## start
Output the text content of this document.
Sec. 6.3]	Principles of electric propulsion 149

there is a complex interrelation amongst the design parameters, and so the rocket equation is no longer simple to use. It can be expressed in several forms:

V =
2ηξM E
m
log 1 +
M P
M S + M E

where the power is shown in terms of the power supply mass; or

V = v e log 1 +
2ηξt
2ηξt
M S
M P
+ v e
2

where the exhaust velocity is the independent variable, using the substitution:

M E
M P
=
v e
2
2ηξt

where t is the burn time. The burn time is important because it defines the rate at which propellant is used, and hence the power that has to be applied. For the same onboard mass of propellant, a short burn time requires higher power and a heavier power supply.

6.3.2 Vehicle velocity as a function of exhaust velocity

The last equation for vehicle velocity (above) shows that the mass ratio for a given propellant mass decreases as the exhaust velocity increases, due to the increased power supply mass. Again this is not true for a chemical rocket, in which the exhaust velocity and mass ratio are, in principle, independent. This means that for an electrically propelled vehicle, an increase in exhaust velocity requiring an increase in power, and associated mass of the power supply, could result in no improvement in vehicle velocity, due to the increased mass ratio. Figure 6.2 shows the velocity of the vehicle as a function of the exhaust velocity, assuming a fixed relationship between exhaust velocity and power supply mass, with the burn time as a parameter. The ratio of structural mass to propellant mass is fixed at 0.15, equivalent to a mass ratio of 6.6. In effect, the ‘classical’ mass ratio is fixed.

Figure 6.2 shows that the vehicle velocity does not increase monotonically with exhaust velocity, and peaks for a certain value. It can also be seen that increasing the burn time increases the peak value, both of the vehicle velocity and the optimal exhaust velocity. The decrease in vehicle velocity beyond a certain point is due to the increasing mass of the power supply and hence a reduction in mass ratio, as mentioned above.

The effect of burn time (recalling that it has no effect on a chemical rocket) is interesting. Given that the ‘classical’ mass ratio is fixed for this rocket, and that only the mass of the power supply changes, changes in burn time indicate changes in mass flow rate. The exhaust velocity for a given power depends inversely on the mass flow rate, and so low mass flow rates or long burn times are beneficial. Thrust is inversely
## end
● **TASK GOAL**: Write out every record verbatim.

● **REPLY TO THE EXERCISE**:
Output the text content of this document.
Sec. 6.3]	Principles of electric propulsion 149

there is a complex interrelation amongst the design parameters, and so the rocket equation is no longer simple to use. It can be expressed in several forms:

V =
2ηξM E
m
log 1 +
M P
M S + M E

where the power is shown in terms of the power supply mass; or

V = v e log 1 +
2ηξt
2ηξt
M S
M P
+ v e
2

where the exhaust velocity is the independent variable, using the substitution:

M E
M P
=
v e
2
2ηξt

where t is the burn time. The burn time is important because it defines the rate at which propellant is used, and hence the power that has to be applied. For the same onboard mass of propellant, a short burn time requires higher power and a heavier power supply.

6.3.2 Vehicle velocity as a function of exhaust velocity

The last equation for vehicle velocity (above) shows that the mass ratio for a given propellant mass decreases as the exhaust velocity increases, due to the increased power supply mass. Again this is not true for a chemical rocket, in which the exhaust velocity and mass ratio are, in principle, independent. This means that for an electrically propelled vehicle, an increase in exhaust velocity requiring an increase in power, and associated mass of the power supply, could result in no improvement in vehicle velocity, due to the increased mass ratio. Figure 6.2 shows the velocity of the vehicle as a function of the exhaust velocity, assuming a fixed relationship between exhaust velocity and power supply mass, with the burn time as a parameter. The ratio of structural mass to propellant mass is fixed at 0.15, equivalent to a mass ratio of 6.6. In effect, the ‘classical’ mass ratio is fixed.

Figure 6.2 shows that the vehicle velocity does not increase monotonically with exhaust velocity, and peaks for a certain value. It can also be seen that increasing the burn time increases the peak value, both of the vehicle velocity and the optimal exhaust velocity. The decrease in vehicle velocity beyond a certain point is due to the increasing mass of the power supply and hence a reduction in mass ratio, as mentioned above.

The effect of burn time (recalling that it has no effect on a chemical rocket) is interesting. Given that the ‘classical’ mass ratio is fixed for this rocket, and that only the mass of the power supply changes, changes in burn time indicate changes in mass flow rate. The exhaust velocity for a given power depends inversely on the mass flow rate, and so low mass flow rates or long burn times are beneficial. Thrust is inversely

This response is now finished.